▶ WHAT THE TASK ASKS: Word for word, retype every entry in the listing.

▶ Recorded data:
______
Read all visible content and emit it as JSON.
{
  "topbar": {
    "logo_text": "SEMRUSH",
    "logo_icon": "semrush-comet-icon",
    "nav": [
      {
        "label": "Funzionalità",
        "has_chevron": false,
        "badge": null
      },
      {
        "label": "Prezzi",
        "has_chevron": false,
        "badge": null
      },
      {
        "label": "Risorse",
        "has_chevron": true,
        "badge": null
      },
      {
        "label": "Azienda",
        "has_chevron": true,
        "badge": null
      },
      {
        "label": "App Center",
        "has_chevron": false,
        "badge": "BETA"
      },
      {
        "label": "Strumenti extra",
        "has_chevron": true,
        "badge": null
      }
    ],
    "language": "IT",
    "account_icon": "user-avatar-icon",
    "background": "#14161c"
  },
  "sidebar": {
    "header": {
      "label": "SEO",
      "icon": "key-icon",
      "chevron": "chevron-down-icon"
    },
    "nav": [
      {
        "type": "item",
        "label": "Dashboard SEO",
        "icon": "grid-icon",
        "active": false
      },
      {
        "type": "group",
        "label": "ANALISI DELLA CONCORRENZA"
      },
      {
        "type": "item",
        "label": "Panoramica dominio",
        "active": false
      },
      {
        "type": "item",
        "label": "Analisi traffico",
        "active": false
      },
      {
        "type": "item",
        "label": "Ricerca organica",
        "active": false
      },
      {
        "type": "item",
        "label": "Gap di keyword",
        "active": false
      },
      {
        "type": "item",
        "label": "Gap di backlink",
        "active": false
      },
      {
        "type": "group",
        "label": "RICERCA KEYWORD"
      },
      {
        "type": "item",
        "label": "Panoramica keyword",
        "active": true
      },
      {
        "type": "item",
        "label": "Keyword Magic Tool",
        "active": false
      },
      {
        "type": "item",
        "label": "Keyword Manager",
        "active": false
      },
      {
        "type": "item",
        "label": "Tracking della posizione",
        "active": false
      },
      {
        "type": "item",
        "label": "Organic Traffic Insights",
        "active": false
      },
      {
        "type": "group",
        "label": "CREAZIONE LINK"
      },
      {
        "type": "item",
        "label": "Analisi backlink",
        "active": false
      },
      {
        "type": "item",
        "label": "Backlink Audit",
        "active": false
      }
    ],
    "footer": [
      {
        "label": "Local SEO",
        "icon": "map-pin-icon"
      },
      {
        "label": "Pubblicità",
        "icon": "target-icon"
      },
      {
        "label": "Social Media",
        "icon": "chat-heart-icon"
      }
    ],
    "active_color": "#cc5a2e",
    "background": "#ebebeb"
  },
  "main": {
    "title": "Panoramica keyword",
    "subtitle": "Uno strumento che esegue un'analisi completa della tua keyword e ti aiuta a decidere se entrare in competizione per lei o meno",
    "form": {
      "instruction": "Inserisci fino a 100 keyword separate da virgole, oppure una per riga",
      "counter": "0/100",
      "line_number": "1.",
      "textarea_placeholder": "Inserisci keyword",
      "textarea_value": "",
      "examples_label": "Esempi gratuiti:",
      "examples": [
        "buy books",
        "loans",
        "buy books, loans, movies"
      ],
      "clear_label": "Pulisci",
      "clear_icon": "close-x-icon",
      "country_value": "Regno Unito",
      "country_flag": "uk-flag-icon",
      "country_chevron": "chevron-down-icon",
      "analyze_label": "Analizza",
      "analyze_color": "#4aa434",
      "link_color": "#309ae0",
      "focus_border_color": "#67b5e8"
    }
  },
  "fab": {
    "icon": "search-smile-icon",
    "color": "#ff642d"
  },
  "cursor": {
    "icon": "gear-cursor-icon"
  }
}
______
▶ ANSWER TO THIS EXERCISE:
Read all visible content and emit it as JSON.
{
  "topbar": {
    "logo_text": "SEMRUSH",
    "logo_icon": "semrush-comet-icon",
    "nav": [
      {
        "label": "Funzionalità",
        "has_chevron": false,
        "badge": null
      },
      {
        "label": "Prezzi",
        "has_chevron": false,
        "badge": null
      },
      {
        "label": "Risorse",
        "has_chevron": true,
        "badge": null
      },
      {
        "label": "Azienda",
        "has_chevron": true,
        "badge": null
      },
      {
        "label": "App Center",
        "has_chevron": false,
        "badge": "BETA"
      },
      {
        "label": "Strumenti extra",
        "has_chevron": true,
        "badge": null
      }
    ],
    "language": "IT",
    "account_icon": "user-avatar-icon",
    "background": "#14161c"
  },
  "sidebar": {
    "header": {
      "label": "SEO",
      "icon": "key-icon",
      "chevron": "chevron-down-icon"
    },
    "nav": [
      {
        "type": "item",
        "label": "Dashboard SEO",
        "icon": "grid-icon",
        "active": false
      },
      {
        "type": "group",
        "label": "ANALISI DELLA CONCORRENZA"
      },
      {
        "type": "item",
        "label": "Panoramica dominio",
        "active": false
      },
      {
        "type": "item",
        "label": "Analisi traffico",
        "active": false
      },
      {
        "type": "item",
        "label": "Ricerca organica",
        "active": false
      },
      {
        "type": "item",
        "label": "Gap di keyword",
        "active": false
      },
      {
        "type": "item",
        "label": "Gap di backlink",
        "active": false
      },
      {
        "type": "group",
        "label": "RICERCA KEYWORD"
      },
      {
        "type": "item",
        "label": "Panoramica keyword",
        "active": true
      },
      {
        "type": "item",
        "label": "Keyword Magic Tool",
        "active": false
      },
      {
        "type": "item",
        "label": "Keyword Manager",
        "active": false
      },
      {
        "type": "item",
        "label": "Tracking della posizione",
        "active": false
      },
      {
        "type": "item",
        "label": "Organic Traffic Insights",
        "active": false
      },
      {
        "type": "group",
        "label": "CREAZIONE LINK"
      },
      {
        "type": "item",
        "label": "Analisi backlink",
        "active": false
      },
      {
        "type": "item",
        "label": "Backlink Audit",
        "active": false
      }
    ],
    "footer": [
      {
        "label": "Local SEO",
        "icon": "map-pin-icon"
      },
      {
        "label": "Pubblicità",
        "icon": "target-icon"
      },
      {
        "label": "Social Media",
        "icon": "chat-heart-icon"
      }
    ],
    "active_color": "#cc5a2e",
    "background": "#ebebeb"
  },
  "main": {
    "title": "Panoramica keyword",
    "subtitle": "Uno strumento che esegue un'analisi completa della tua keyword e ti aiuta a decidere se entrare in competizione per lei o meno",
    "form": {
      "instruction": "Inserisci fino a 100 keyword separate da virgole, oppure una per riga",
      "counter": "0/100",
      "line_number": "1.",
      "textarea_placeholder": "Inserisci keyword",
      "textarea_value": "",
      "examples_label": "Esempi gratuiti:",
      "examples": [
        "buy books",
        "loans",
        "buy books, loans, movies"
      ],
      "clear_label": "Pulisci",
      "clear_icon": "close-x-icon",
      "country_value": "Regno Unito",
      "country_flag": "uk-flag-icon",
      "country_chevron": "chevron-down-icon",
      "analyze_label": "Analizza",
      "analyze_color": "#4aa434",
      "link_color": "#309ae0",
      "focus_border_color": "#67b5e8"
    }
  },
  "fab": {
    "icon": "search-smile-icon",
    "color": "#ff642d"
  },
  "cursor": {
    "icon": "gear-cursor-icon"
  }
}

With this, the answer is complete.